### Dataset extract
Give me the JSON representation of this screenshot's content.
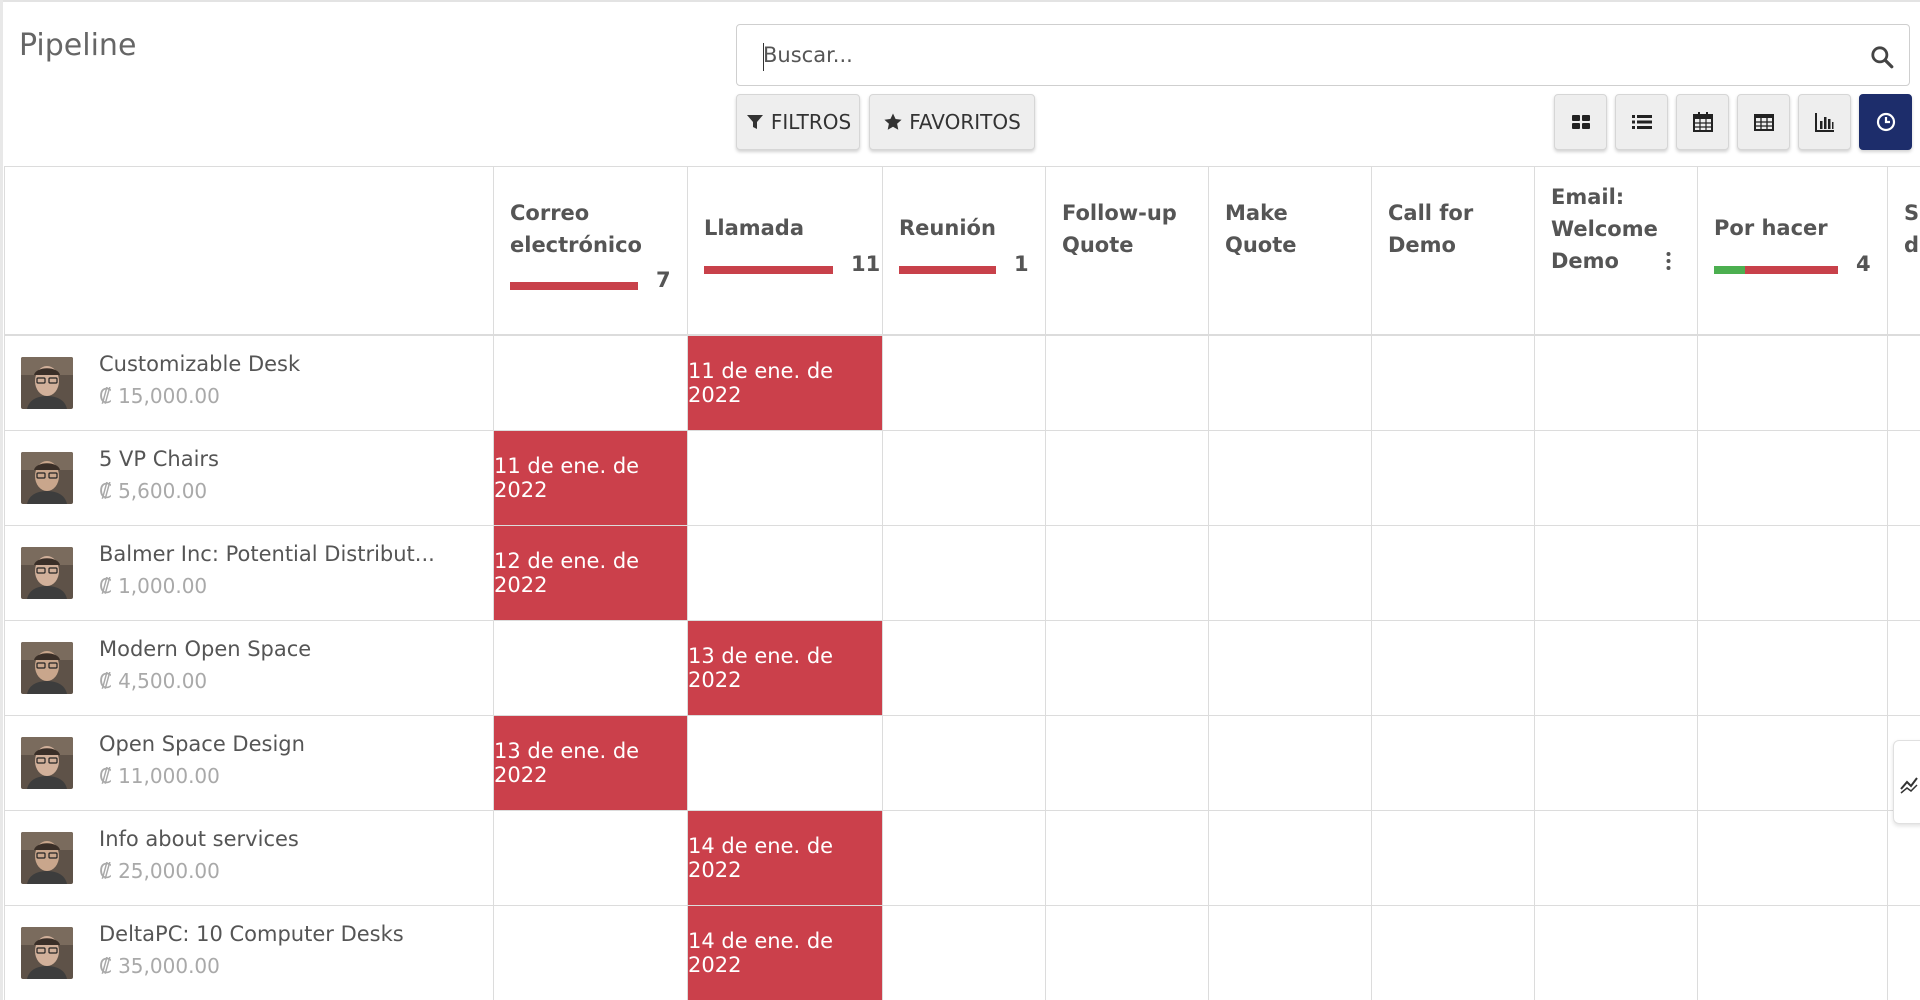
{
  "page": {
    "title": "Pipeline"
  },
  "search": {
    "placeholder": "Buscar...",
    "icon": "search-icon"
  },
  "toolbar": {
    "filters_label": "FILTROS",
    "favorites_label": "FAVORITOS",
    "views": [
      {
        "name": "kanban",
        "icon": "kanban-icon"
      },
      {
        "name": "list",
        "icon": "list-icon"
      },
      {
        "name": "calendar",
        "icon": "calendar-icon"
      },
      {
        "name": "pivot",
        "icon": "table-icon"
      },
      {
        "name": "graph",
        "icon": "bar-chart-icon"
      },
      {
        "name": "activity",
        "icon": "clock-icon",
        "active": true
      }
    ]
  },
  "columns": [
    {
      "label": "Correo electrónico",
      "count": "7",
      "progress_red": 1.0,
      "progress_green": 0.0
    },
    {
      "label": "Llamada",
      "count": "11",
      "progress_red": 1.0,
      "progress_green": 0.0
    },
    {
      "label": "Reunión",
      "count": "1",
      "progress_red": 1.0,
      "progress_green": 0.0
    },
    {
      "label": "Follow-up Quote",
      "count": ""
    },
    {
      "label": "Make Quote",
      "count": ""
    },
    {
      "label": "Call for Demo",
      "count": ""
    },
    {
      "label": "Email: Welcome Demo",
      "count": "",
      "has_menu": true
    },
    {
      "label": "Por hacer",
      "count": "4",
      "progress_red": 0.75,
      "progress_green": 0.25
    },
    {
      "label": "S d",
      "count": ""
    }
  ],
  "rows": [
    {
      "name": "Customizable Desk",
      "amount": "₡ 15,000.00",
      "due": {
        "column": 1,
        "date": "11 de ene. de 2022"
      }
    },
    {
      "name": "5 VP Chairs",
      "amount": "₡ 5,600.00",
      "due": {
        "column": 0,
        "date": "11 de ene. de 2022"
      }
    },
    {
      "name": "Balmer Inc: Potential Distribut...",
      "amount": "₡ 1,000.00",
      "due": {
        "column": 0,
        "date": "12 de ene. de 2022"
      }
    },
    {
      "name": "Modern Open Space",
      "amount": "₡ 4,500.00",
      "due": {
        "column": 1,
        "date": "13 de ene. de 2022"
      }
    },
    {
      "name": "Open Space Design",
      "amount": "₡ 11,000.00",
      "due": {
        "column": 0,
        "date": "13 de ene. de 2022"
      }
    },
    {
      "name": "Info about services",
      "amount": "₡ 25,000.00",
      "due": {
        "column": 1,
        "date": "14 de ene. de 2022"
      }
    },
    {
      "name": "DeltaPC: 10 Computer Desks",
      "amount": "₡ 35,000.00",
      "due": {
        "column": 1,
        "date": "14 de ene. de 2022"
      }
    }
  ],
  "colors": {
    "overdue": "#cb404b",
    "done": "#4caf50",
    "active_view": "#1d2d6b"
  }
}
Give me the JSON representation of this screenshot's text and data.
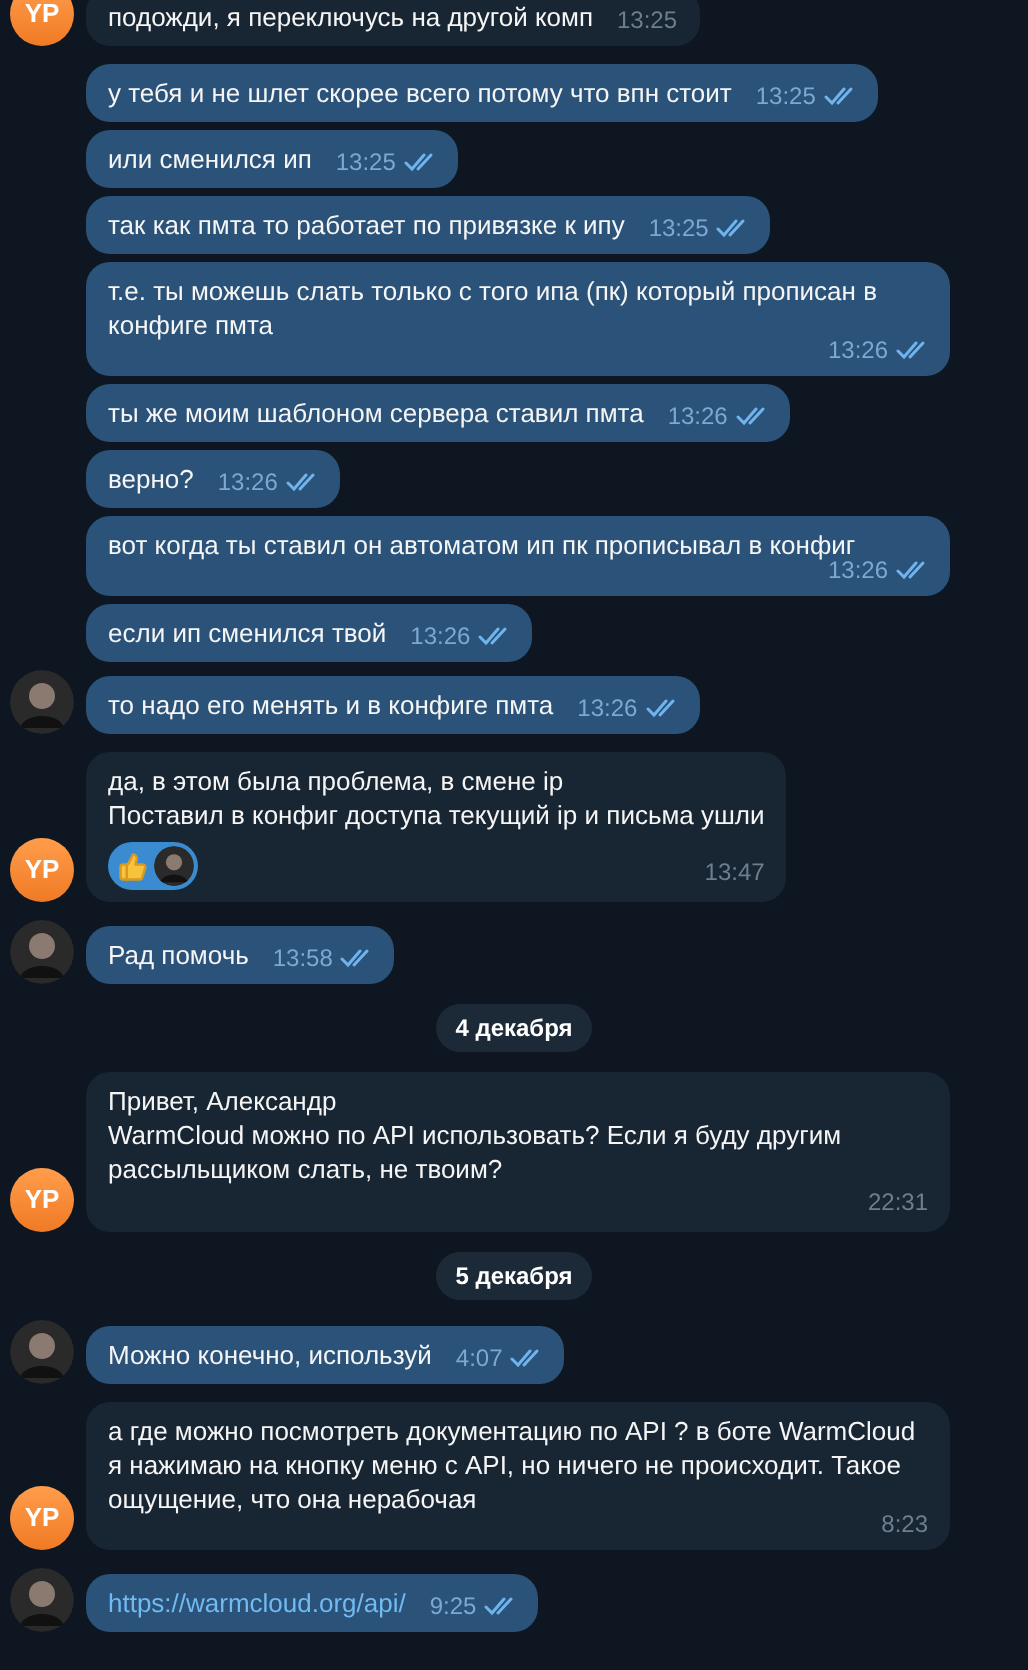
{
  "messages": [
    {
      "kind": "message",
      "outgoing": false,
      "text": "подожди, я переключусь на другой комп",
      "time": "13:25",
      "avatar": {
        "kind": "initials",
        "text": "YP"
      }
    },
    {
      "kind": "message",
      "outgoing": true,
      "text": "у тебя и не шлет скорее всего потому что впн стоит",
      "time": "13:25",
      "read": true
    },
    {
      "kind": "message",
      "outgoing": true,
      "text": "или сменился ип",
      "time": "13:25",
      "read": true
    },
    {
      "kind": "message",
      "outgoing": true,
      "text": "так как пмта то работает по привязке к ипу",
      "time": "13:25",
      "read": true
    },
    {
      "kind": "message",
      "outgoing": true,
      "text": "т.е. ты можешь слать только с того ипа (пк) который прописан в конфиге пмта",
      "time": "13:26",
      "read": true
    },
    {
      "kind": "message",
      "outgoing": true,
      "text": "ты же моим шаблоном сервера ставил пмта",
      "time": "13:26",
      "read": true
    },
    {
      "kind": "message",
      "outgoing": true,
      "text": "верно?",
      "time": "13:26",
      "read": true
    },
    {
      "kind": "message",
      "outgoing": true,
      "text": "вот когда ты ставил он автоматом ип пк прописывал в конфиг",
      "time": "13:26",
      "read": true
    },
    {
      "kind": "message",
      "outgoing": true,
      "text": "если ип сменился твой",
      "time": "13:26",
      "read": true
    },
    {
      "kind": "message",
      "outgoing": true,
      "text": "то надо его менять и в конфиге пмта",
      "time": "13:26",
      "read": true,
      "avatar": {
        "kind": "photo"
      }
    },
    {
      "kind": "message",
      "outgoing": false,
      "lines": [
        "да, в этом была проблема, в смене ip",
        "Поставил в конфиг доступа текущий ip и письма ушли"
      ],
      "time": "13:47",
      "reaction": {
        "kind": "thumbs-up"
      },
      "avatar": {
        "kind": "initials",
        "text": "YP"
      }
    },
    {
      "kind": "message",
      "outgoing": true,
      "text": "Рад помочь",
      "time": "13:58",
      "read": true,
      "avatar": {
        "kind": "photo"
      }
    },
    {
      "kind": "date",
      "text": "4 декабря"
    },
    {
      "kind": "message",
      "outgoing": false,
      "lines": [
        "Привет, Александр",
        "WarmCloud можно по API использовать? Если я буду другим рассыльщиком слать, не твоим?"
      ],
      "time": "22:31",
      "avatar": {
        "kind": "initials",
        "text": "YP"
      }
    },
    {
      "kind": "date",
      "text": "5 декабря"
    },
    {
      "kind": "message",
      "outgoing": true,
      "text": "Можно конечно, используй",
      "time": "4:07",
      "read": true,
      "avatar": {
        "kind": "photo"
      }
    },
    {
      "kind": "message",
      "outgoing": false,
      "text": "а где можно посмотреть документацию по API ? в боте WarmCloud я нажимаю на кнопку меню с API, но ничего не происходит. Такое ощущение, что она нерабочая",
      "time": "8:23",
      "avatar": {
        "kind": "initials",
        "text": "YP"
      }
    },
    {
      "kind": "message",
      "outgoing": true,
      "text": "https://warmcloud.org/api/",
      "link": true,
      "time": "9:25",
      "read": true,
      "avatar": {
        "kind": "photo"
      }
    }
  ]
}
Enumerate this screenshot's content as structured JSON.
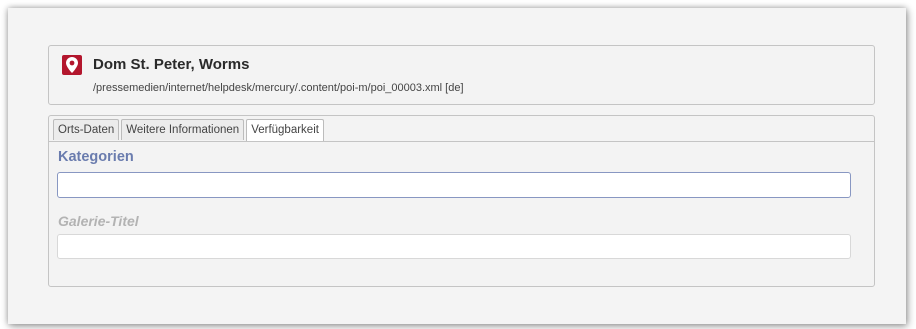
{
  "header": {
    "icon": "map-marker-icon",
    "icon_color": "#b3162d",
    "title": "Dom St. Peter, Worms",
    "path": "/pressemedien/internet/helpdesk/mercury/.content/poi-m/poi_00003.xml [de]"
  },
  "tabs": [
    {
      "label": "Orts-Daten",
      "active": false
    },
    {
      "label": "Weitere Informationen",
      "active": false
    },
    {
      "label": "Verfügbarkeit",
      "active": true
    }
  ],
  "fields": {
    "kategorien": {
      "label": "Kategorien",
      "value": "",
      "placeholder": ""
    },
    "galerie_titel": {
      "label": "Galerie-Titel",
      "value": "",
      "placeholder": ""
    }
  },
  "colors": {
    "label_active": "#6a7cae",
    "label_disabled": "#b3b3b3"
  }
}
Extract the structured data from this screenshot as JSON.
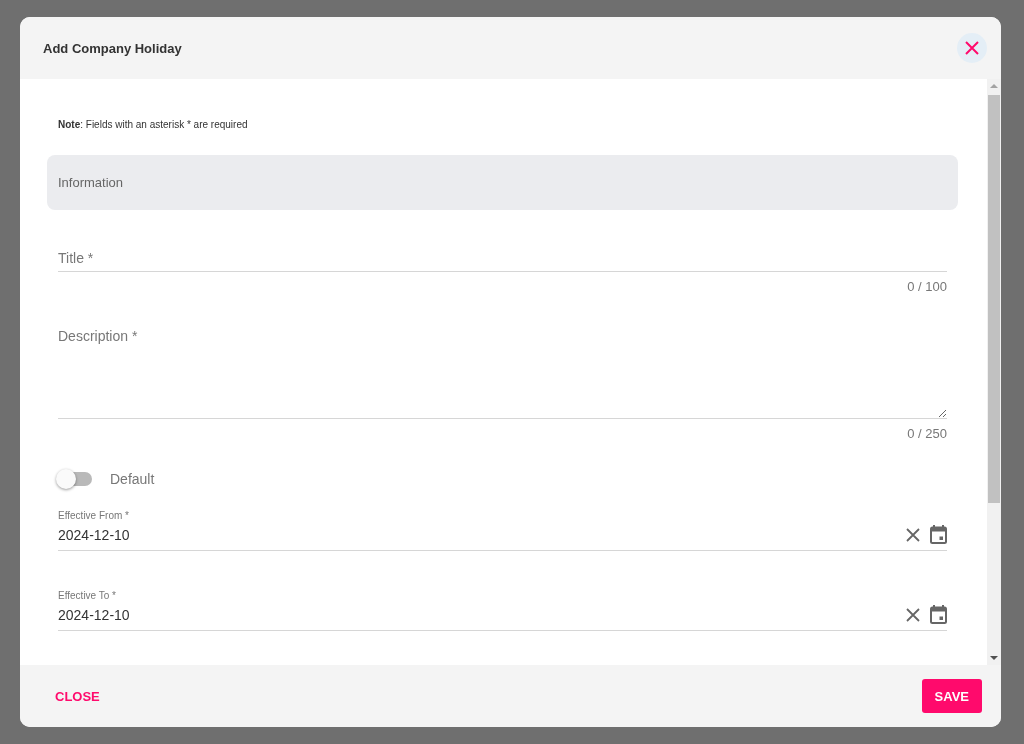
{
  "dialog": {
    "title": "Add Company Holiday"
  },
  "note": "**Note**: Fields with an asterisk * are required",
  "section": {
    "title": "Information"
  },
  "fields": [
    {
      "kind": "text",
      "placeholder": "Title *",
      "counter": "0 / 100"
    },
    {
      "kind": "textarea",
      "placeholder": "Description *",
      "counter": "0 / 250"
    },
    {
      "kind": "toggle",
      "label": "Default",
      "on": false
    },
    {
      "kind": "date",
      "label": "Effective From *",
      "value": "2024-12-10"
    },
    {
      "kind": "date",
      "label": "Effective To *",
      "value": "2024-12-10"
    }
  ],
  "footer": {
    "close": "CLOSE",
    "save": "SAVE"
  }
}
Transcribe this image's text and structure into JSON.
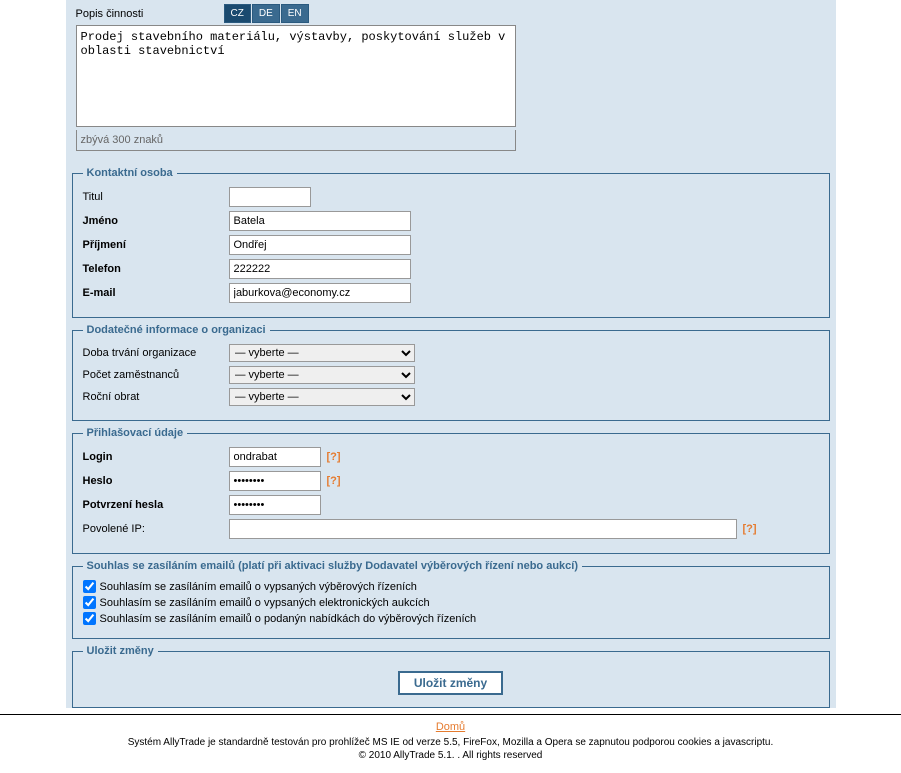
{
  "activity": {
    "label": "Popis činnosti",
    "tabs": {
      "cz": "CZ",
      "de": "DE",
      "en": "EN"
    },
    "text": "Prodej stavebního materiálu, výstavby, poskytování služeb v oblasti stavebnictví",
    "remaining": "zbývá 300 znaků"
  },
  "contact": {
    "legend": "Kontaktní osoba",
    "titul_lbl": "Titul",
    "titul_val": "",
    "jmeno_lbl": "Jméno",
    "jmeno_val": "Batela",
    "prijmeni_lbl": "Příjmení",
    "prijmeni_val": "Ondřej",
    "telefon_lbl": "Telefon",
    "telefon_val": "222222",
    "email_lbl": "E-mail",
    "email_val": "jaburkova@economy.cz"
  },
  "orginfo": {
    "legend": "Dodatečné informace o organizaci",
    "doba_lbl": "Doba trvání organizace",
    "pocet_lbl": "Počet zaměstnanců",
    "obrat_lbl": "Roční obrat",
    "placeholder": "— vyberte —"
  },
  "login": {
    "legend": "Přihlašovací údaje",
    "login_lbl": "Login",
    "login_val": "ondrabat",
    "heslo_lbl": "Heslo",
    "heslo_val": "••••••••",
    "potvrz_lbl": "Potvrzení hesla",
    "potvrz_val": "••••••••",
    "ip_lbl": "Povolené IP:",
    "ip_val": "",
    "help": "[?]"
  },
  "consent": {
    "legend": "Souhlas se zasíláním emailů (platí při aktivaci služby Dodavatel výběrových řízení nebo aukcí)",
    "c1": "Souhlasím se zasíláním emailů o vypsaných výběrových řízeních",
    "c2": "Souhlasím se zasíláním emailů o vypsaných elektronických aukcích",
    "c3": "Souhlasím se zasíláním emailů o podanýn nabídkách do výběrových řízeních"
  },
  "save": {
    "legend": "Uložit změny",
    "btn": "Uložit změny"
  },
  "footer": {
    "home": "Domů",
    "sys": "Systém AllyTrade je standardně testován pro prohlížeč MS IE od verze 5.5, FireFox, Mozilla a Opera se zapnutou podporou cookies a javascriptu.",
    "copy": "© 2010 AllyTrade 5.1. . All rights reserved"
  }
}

### Stated problem
Say the number of lines in the listing that hold "řízeních", with no added words.

### Task solution
2